▸ EXERCISE REQUIREMENTS
Count how many lines include "document" and answer with that number only.

(Data entries)
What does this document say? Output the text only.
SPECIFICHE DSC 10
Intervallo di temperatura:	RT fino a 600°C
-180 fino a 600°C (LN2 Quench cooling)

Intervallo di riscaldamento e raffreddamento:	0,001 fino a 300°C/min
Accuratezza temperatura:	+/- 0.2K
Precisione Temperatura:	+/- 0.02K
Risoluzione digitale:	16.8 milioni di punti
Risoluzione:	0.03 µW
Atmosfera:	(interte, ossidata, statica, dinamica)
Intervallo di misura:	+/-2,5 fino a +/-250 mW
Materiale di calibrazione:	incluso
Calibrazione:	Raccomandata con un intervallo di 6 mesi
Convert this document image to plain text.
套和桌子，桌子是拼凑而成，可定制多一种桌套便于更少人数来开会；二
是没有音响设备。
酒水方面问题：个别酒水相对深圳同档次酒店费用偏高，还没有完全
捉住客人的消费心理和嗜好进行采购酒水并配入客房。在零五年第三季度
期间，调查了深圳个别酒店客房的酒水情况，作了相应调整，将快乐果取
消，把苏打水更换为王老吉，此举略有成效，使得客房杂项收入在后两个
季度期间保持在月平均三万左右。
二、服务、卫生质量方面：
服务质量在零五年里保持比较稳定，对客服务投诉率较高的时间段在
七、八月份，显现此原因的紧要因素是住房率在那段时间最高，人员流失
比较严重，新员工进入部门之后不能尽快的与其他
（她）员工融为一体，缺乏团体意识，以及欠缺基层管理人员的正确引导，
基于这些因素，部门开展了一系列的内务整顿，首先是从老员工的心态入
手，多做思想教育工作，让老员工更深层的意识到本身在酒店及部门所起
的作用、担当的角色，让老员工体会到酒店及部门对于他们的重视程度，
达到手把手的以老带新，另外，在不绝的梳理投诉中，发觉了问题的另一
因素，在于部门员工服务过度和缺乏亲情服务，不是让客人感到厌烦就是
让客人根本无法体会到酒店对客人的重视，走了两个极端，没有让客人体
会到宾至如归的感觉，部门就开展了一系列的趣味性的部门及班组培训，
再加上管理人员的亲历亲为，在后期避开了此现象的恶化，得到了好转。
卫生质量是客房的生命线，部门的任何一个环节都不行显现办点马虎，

▸ SOLUTION FOR THIS EXERCISE
2